SHORT PROBLEM:
Count the lines below that include the word "soli" and write that number alone.

Saved entries:

____________

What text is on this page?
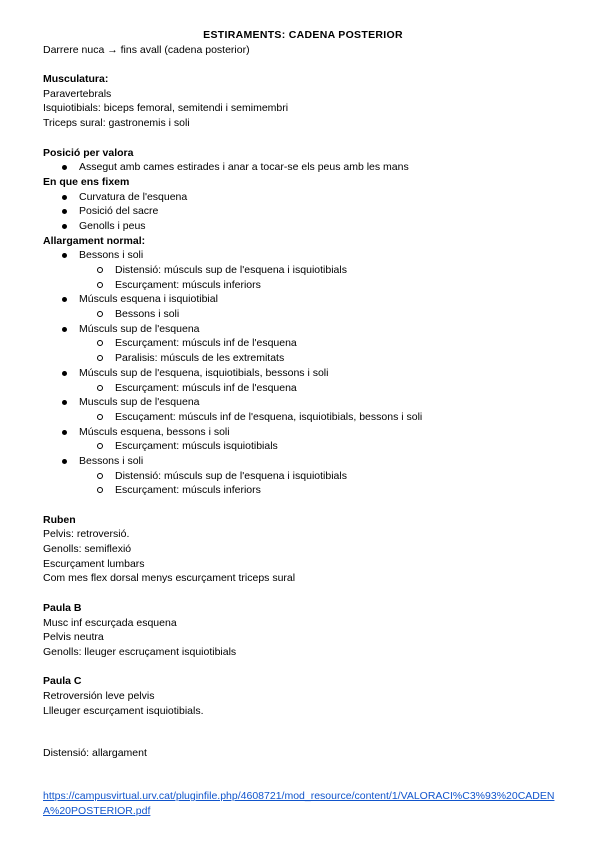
ESTIRAMENTS: CADENA POSTERIOR
Darrere nuca → fins avall (cadena posterior)
Musculatura:
Paravertebrals
Isquiotibials: biceps femoral, semitendi i semimembri
Triceps sural: gastronemis i soli
Posició per valora
Assegut amb cames estirades i anar a tocar-se els peus amb les mans
En que ens fixem
Curvatura de l'esquena
Posició del sacre
Genolls i peus
Allargament normal:
Bessons i soli
Distensió: músculs sup de l'esquena i isquiotibials
Escurçament: músculs inferiors
Músculs esquena i isquiotibial
Bessons i soli
Músculs sup de l'esquena
Escurçament: músculs inf de l'esquena
Paralisis: músculs de les extremitats
Músculs sup de l'esquena, isquiotibials, bessons i soli
Escurçament: músculs inf de l'esquena
Musculs sup de l'esquena
Escuçament: músculs inf de l'esquena, isquiotibials, bessons i soli
Músculs esquena, bessons i soli
Escurçament: músculs isquiotibials
Bessons i soli
Distensió: músculs sup de l'esquena i isquiotibials
Escurçament: músculs inferiors
Ruben
Pelvis: retroversió.
Genolls: semiflexió
Escurçament lumbars
Com mes flex dorsal menys escurçament triceps sural
Paula B
Musc inf escurçada esquena
Pelvis neutra
Genolls: lleuger escruçament isquiotibials
Paula C
Retroversión leve pelvis
Llleuger escurçament isquiotibials.
Distensió: allargament
https://campusvirtual.urv.cat/pluginfile.php/4608721/mod_resource/content/1/VALORACI%C3%93%20CADENA%20POSTERIOR.pdf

____________

FINAL RESULT:
7